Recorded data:
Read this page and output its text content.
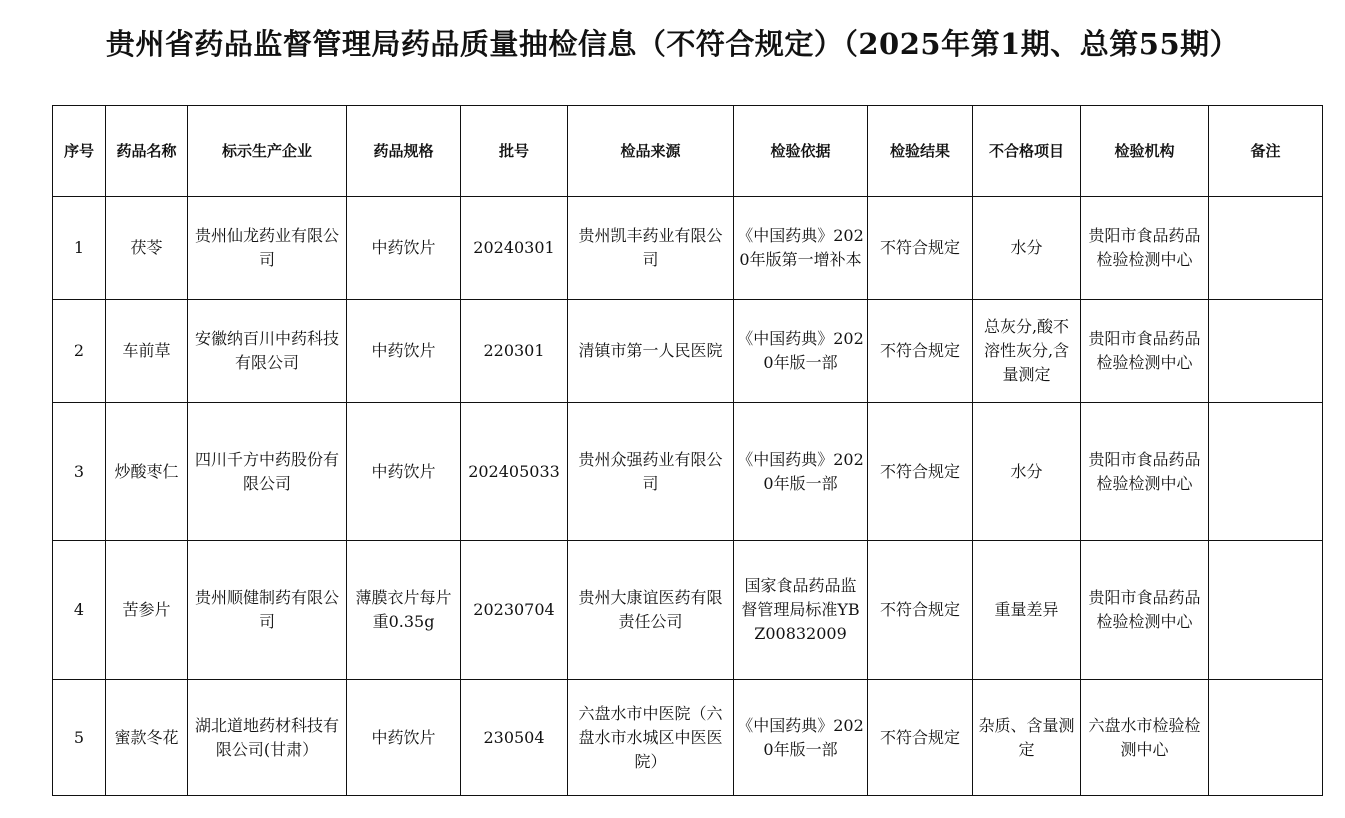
贵州省药品监督管理局药品质量抽检信息（不符合规定）（2025年第1期、总第55期）
序号	药品名称	标示生产企业	药品规格	批号	检品来源	检验依据	检验结果	不合格项目	检验机构	备注
1	茯苓	贵州仙龙药业有限公司	中药饮片	20240301	贵州凯丰药业有限公司	《中国药典》2020年版第一增补本	不符合规定	水分	贵阳市食品药品检验检测中心	
2	车前草	安徽纳百川中药科技有限公司	中药饮片	220301	清镇市第一人民医院	《中国药典》2020年版一部	不符合规定	总灰分,酸不溶性灰分,含量测定	贵阳市食品药品检验检测中心	
3	炒酸枣仁	四川千方中药股份有限公司	中药饮片	202405033	贵州众强药业有限公司	《中国药典》2020年版一部	不符合规定	水分	贵阳市食品药品检验检测中心	
4	苦参片	贵州顺健制药有限公司	薄膜衣片每片重0.35g	20230704	贵州大康谊医药有限责任公司	国家食品药品监督管理局标准YBZ00832009	不符合规定	重量差异	贵阳市食品药品检验检测中心	
5	蜜款冬花	湖北道地药材科技有限公司(甘肃）	中药饮片	230504	六盘水市中医院（六盘水市水城区中医医院）	《中国药典》2020年版一部	不符合规定	杂质、含量测定	六盘水市检验检测中心	
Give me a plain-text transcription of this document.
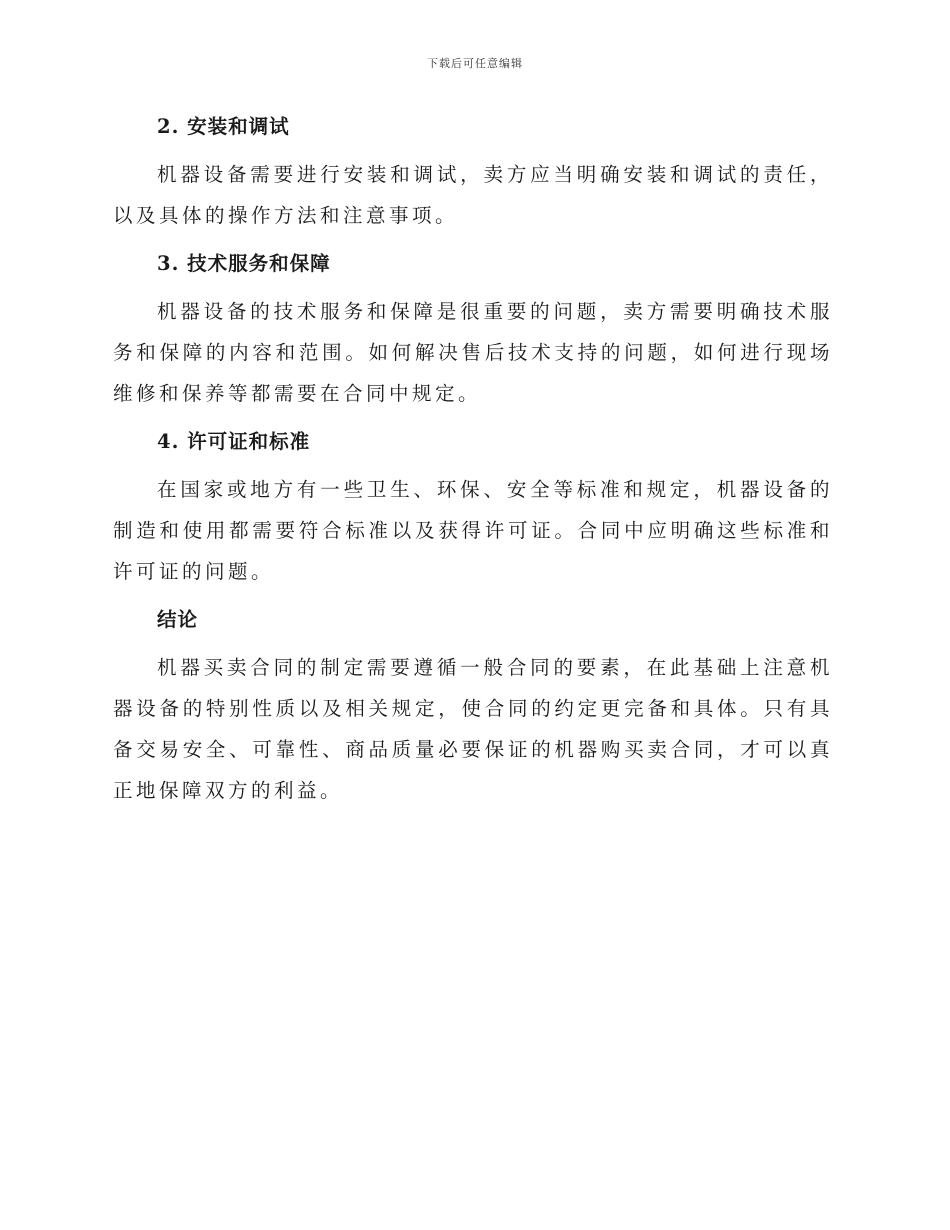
下载后可任意编辑
2. 安装和调试

机器设备需要进行安装和调试，卖方应当明确安装和调试的责任，以及具体的操作方法和注意事项。

3. 技术服务和保障

机器设备的技术服务和保障是很重要的问题，卖方需要明确技术服务和保障的内容和范围。如何解决售后技术支持的问题，如何进行现场维修和保养等都需要在合同中规定。

4. 许可证和标准

在国家或地方有一些卫生、环保、安全等标准和规定，机器设备的制造和使用都需要符合标准以及获得许可证。合同中应明确这些标准和许可证的问题。

结论

机器买卖合同的制定需要遵循一般合同的要素，在此基础上注意机器设备的特别性质以及相关规定，使合同的约定更完备和具体。只有具备交易安全、可靠性、商品质量必要保证的机器购买卖合同，才可以真正地保障双方的利益。
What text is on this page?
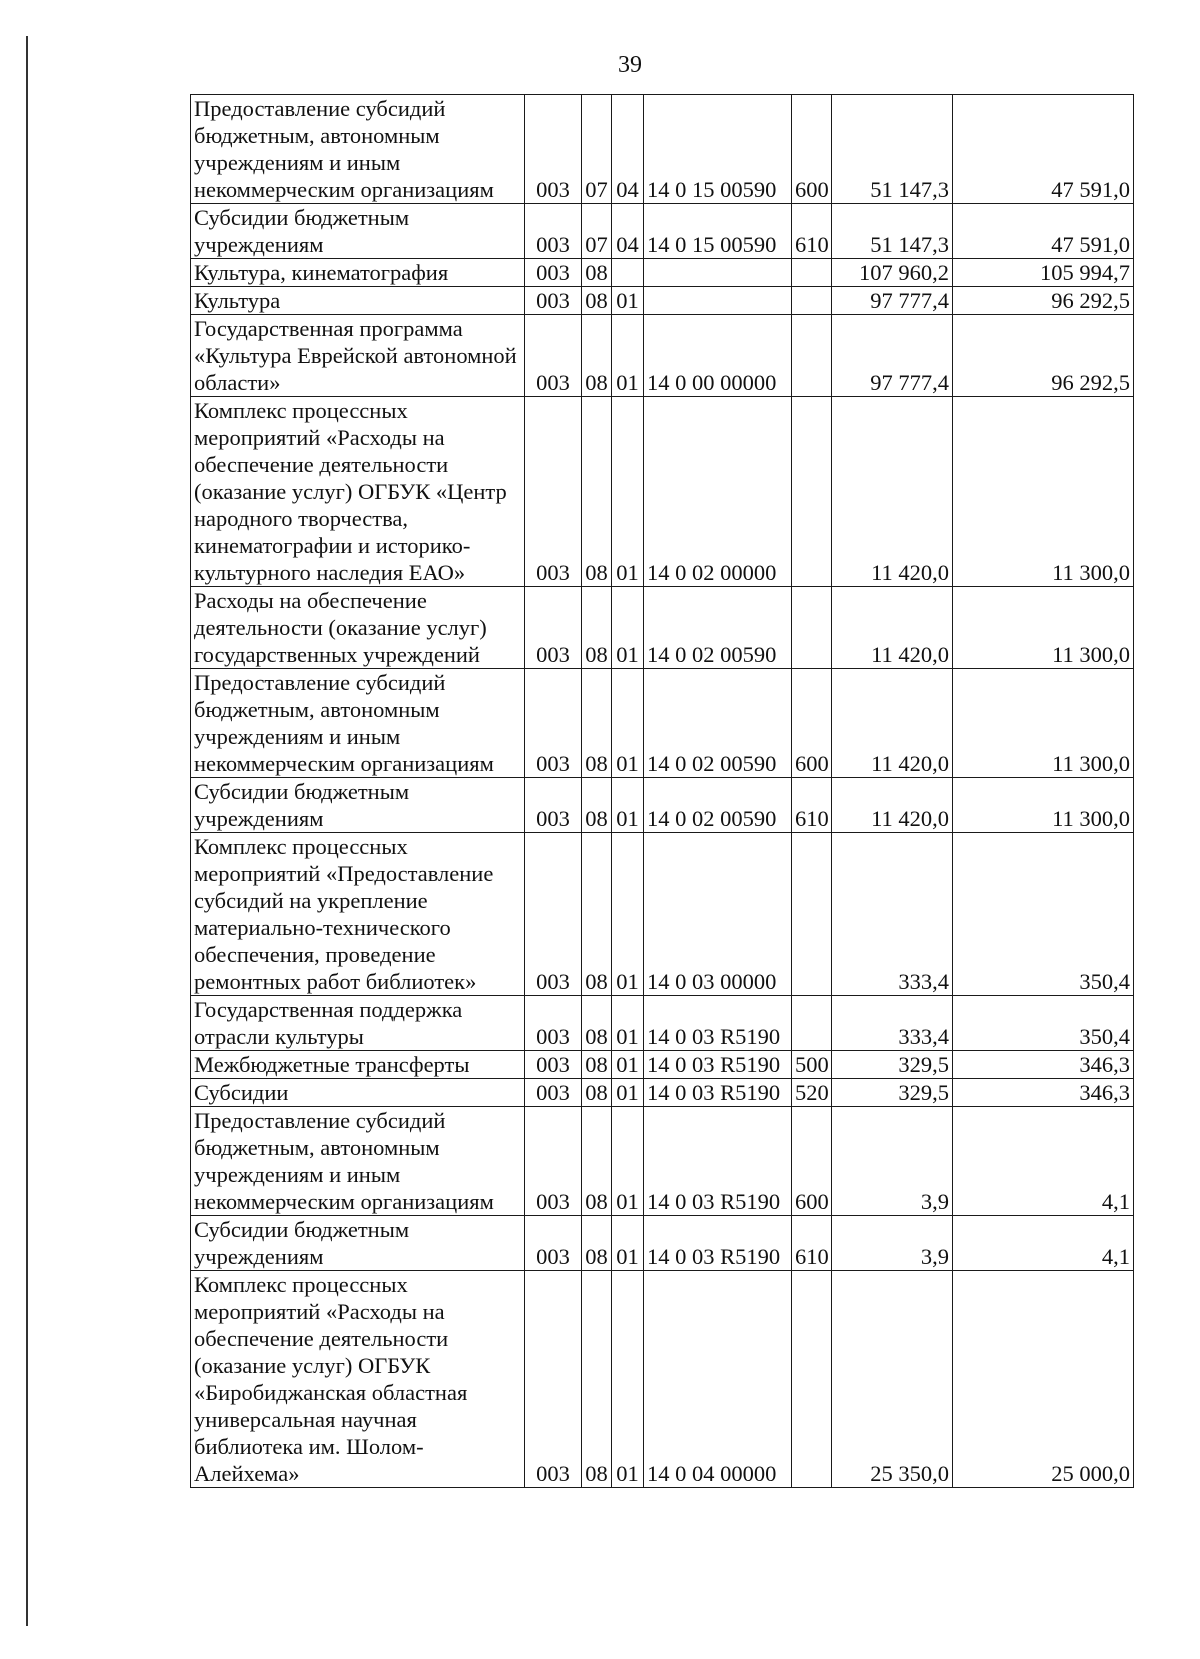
39
Предоставление субсидий бюджетным, автономным учреждениям и иным некоммерческим организациям	003	07	04	14 0 15 00590	600	51 147,3	47 591,0
Субсидии бюджетным учреждениям	003	07	04	14 0 15 00590	610	51 147,3	47 591,0
Культура, кинематография	003	08				107 960,2	105 994,7
Культура	003	08	01			97 777,4	96 292,5
Государственная программа «Культура Еврейской автономной области»	003	08	01	14 0 00 00000		97 777,4	96 292,5
Комплекс процессных мероприятий «Расходы на обеспечение деятельности (оказание услуг) ОГБУК «Центр народного творчества, кинематографии и историко-культурного наследия ЕАО»	003	08	01	14 0 02 00000		11 420,0	11 300,0
Расходы на обеспечение деятельности (оказание услуг) государственных учреждений	003	08	01	14 0 02 00590		11 420,0	11 300,0
Предоставление субсидий бюджетным, автономным учреждениям и иным некоммерческим организациям	003	08	01	14 0 02 00590	600	11 420,0	11 300,0
Субсидии бюджетным учреждениям	003	08	01	14 0 02 00590	610	11 420,0	11 300,0
Комплекс процессных мероприятий «Предоставление субсидий на укрепление материально-технического обеспечения, проведение ремонтных работ библиотек»	003	08	01	14 0 03 00000		333,4	350,4
Государственная поддержка отрасли культуры	003	08	01	14 0 03 R5190		333,4	350,4
Межбюджетные трансферты	003	08	01	14 0 03 R5190	500	329,5	346,3
Субсидии	003	08	01	14 0 03 R5190	520	329,5	346,3
Предоставление субсидий бюджетным, автономным учреждениям и иным некоммерческим организациям	003	08	01	14 0 03 R5190	600	3,9	4,1
Субсидии бюджетным учреждениям	003	08	01	14 0 03 R5190	610	3,9	4,1
Комплекс процессных мероприятий «Расходы на обеспечение деятельности (оказание услуг) ОГБУК «Биробиджанская областная универсальная научная библиотека им. Шолом-Алейхема»	003	08	01	14 0 04 00000		25 350,0	25 000,0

(What is required):
Of the lines in the material, how many contain the word "贵阳市食品药品检验检测中心"? Reply with the number and nothing else.

(Exercise output):
4